MATERIALS PROVIDED:
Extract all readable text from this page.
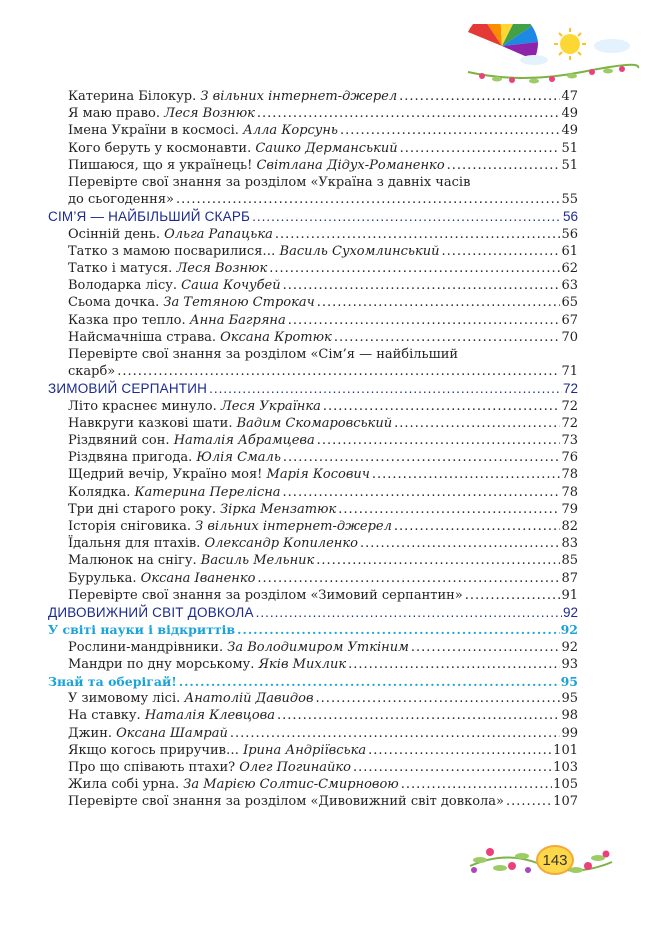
Катерина Білокур. З вільних інтернет-джерел .....	47
Я маю право. Леся Вознюк .....	49
Імена України в космосі. Алла Корсунь .....	49
Кого беруть у космонавти. Сашко Дерманський .....	51
Пишаюся, що я українець! Світлана Дідух-Романенко .....	51
Перевірте свої знання за розділом «Україна з давніх часів
до сьогодення» .....	55
СІМ’Я — НАЙБІЛЬШИЙ СКАРБ .....	56
Осінній день. Ольга Рапацька .....	56
Татко з мамою посварилися… Василь Сухомлинський .....	61
Татко і матуся. Леся Вознюк .....	62
Володарка лісу. Саша Кочубей .....	63
Сьома дочка. За Тетяною Строкач .....	65
Казка про тепло. Анна Багряна .....	67
Найсмачніша страва. Оксана Кротюк .....	70
Перевірте свої знання за розділом «Сім’я — найбільший
скарб» .....	71
ЗИМОВИЙ СЕРПАНТИН .....	72
Літо краснеє минуло. Леся Українка .....	72
Навкруги казкові шати. Вадим Скомаровський .....	72
Різдвяний сон. Наталія Абрамцева .....	73
Різдвяна пригода. Юлія Смаль .....	76
Щедрий вечір, Україно моя! Марія Косович .....	78
Колядка. Катерина Перелісна .....	78
Три дні старого року. Зірка Мензатюк .....	79
Історія сніговика. З вільних інтернет-джерел .....	82
Їдальня для птахів. Олександр Копиленко .....	83
Малюнок на снігу. Василь Мельник .....	85
Бурулька. Оксана Іваненко .....	87
Перевірте свої знання за розділом «Зимовий серпантин» .....	91
ДИВОВИЖНИЙ СВІТ ДОВКОЛА .....	92
У світі науки і відкриттів .....	92
Рослини-мандрівники. За Володимиром Уткіним .....	92
Мандри по дну морському. Яків Михлик .....	93
Знай та оберігай! .....	95
У зимовому лісі. Анатолій Давидов .....	95
На ставку. Наталія Клевцова .....	98
Джин. Оксана Шамрай .....	99
Якщо когось приручив… Ірина Андріївська .....	101
Про що співають птахи? Олег Погинайко .....	103
Жила собі урна. За Марією Солтис-Смирновою .....	105
Перевірте свої знання за розділом «Дивовижний світ довкола» .....	107
143
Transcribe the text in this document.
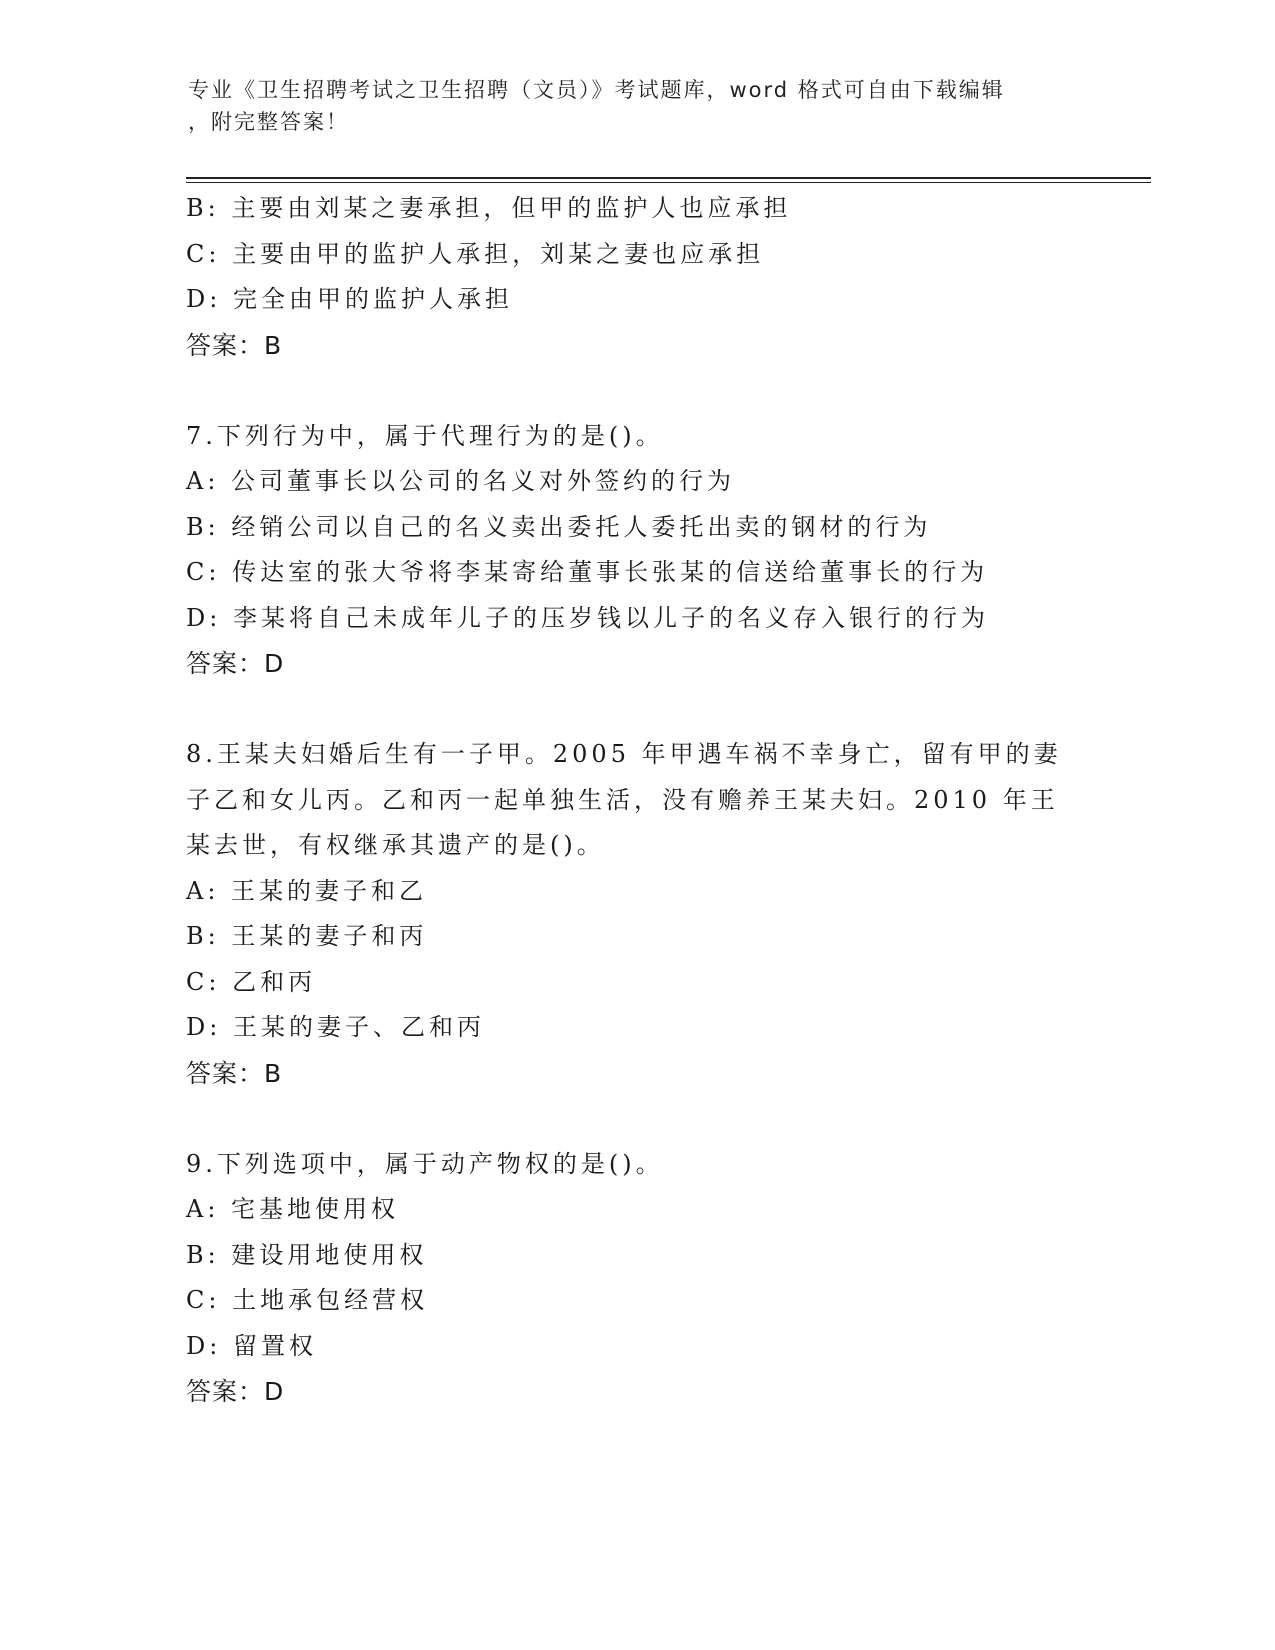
专业《卫生招聘考试之卫生招聘（文员）》考试题库，word 格式可自由下载编辑
，附完整答案！
B: 主要由刘某之妻承担，但甲的监护人也应承担
C: 主要由甲的监护人承担，刘某之妻也应承担
D: 完全由甲的监护人承担
答案：B
7.下列行为中，属于代理行为的是()。
A: 公司董事长以公司的名义对外签约的行为
B: 经销公司以自己的名义卖出委托人委托出卖的钢材的行为
C: 传达室的张大爷将李某寄给董事长张某的信送给董事长的行为
D: 李某将自己未成年儿子的压岁钱以儿子的名义存入银行的行为
答案：D
8.王某夫妇婚后生有一子甲。2005 年甲遇车祸不幸身亡，留有甲的妻
子乙和女儿丙。乙和丙一起单独生活，没有赡养王某夫妇。2010 年王
某去世，有权继承其遗产的是()。
A: 王某的妻子和乙
B: 王某的妻子和丙
C: 乙和丙
D: 王某的妻子、乙和丙
答案：B
9.下列选项中，属于动产物权的是()。
A: 宅基地使用权
B: 建设用地使用权
C: 土地承包经营权
D: 留置权
答案：D
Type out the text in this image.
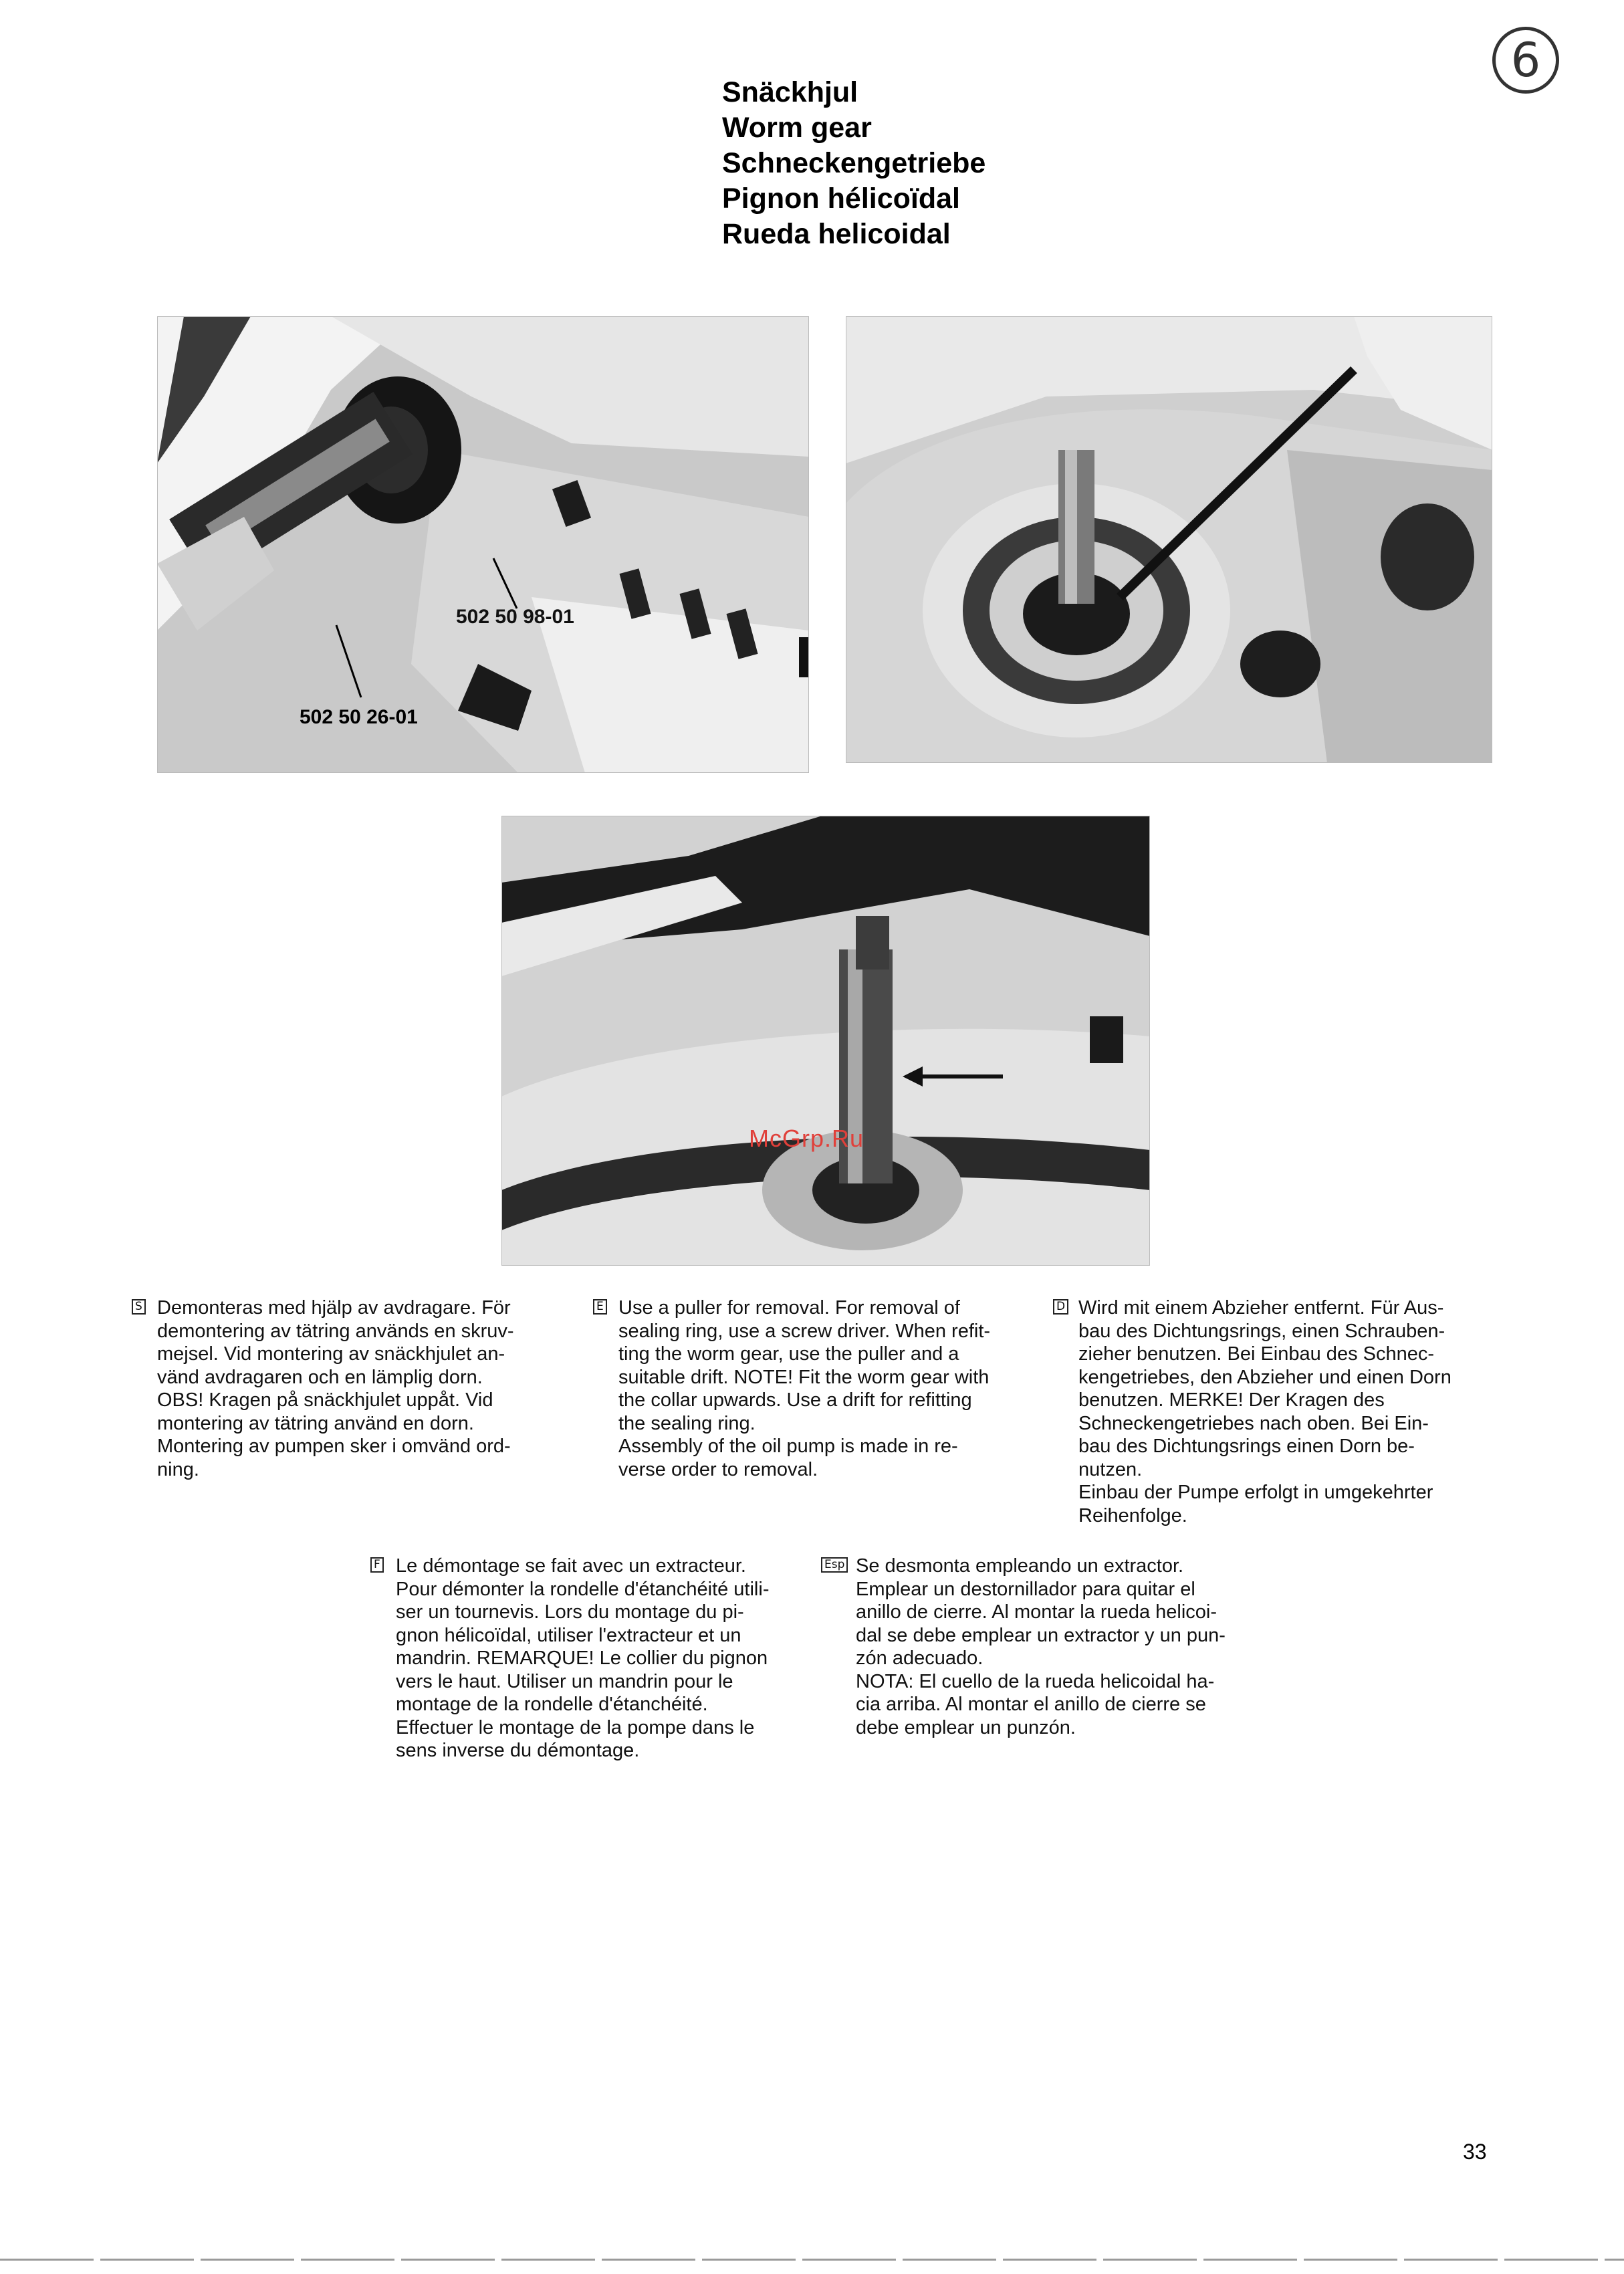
6
Snäckhjul
Worm gear
Schneckengetriebe
Pignon hélicoïdal
Rueda helicoidal
502 50 26-01
502 50 98-01
McGrp.Ru
S Demonteras med hjälp av avdragare. För
demontering av tätring används en skruv-
mejsel. Vid montering av snäckhjulet an-
vänd avdragaren och en lämplig dorn.
OBS! Kragen på snäckhjulet uppåt. Vid
montering av tätring använd en dorn.
Montering av pumpen sker i omvänd ord-
ning.
E Use a puller for removal. For removal of
sealing ring, use a screw driver. When refit-
ting the worm gear, use the puller and a
suitable drift. NOTE! Fit the worm gear with
the collar upwards. Use a drift for refitting
the sealing ring.
Assembly of the oil pump is made in re-
verse order to removal.
D Wird mit einem Abzieher entfernt. Für Aus-
bau des Dichtungsrings, einen Schrauben-
zieher benutzen. Bei Einbau des Schnec-
kengetriebes, den Abzieher und einen Dorn
benutzen. MERKE! Der Kragen des
Schneckengetriebes nach oben. Bei Ein-
bau des Dichtungsrings einen Dorn be-
nutzen.
Einbau der Pumpe erfolgt in umgekehrter
Reihenfolge.
F Le démontage se fait avec un extracteur.
Pour démonter la rondelle d'étanchéité utili-
ser un tournevis. Lors du montage du pi-
gnon hélicoïdal, utiliser l'extracteur et un
mandrin. REMARQUE! Le collier du pignon
vers le haut. Utiliser un mandrin pour le
montage de la rondelle d'étanchéité.
Effectuer le montage de la pompe dans le
sens inverse du démontage.
Esp Se desmonta empleando un extractor.
Emplear un destornillador para quitar el
anillo de cierre. Al montar la rueda helicoi-
dal se debe emplear un extractor y un pun-
zón adecuado.
NOTA: El cuello de la rueda helicoidal ha-
cia arriba. Al montar el anillo de cierre se
debe emplear un punzón.
33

SHORT EXERCISE: Here the job is to quote the lines from the one with "Type out the text in this image." through the end of the material, both included, exactly; please skip the pictures.

SOLUTION:
Type out the text in this image.
6
Snäckhjul
Worm gear
Schneckengetriebe
Pignon hélicoïdal
Rueda helicoidal
502 50 26-01
502 50 98-01
McGrp.Ru
S Demonteras med hjälp av avdragare. För
demontering av tätring används en skruv-
mejsel. Vid montering av snäckhjulet an-
vänd avdragaren och en lämplig dorn.
OBS! Kragen på snäckhjulet uppåt. Vid
montering av tätring använd en dorn.
Montering av pumpen sker i omvänd ord-
ning.
E Use a puller for removal. For removal of
sealing ring, use a screw driver. When refit-
ting the worm gear, use the puller and a
suitable drift. NOTE! Fit the worm gear with
the collar upwards. Use a drift for refitting
the sealing ring.
Assembly of the oil pump is made in re-
verse order to removal.
D Wird mit einem Abzieher entfernt. Für Aus-
bau des Dichtungsrings, einen Schrauben-
zieher benutzen. Bei Einbau des Schnec-
kengetriebes, den Abzieher und einen Dorn
benutzen. MERKE! Der Kragen des
Schneckengetriebes nach oben. Bei Ein-
bau des Dichtungsrings einen Dorn be-
nutzen.
Einbau der Pumpe erfolgt in umgekehrter
Reihenfolge.
F Le démontage se fait avec un extracteur.
Pour démonter la rondelle d'étanchéité utili-
ser un tournevis. Lors du montage du pi-
gnon hélicoïdal, utiliser l'extracteur et un
mandrin. REMARQUE! Le collier du pignon
vers le haut. Utiliser un mandrin pour le
montage de la rondelle d'étanchéité.
Effectuer le montage de la pompe dans le
sens inverse du démontage.
Esp Se desmonta empleando un extractor.
Emplear un destornillador para quitar el
anillo de cierre. Al montar la rueda helicoi-
dal se debe emplear un extractor y un pun-
zón adecuado.
NOTA: El cuello de la rueda helicoidal ha-
cia arriba. Al montar el anillo de cierre se
debe emplear un punzón.
33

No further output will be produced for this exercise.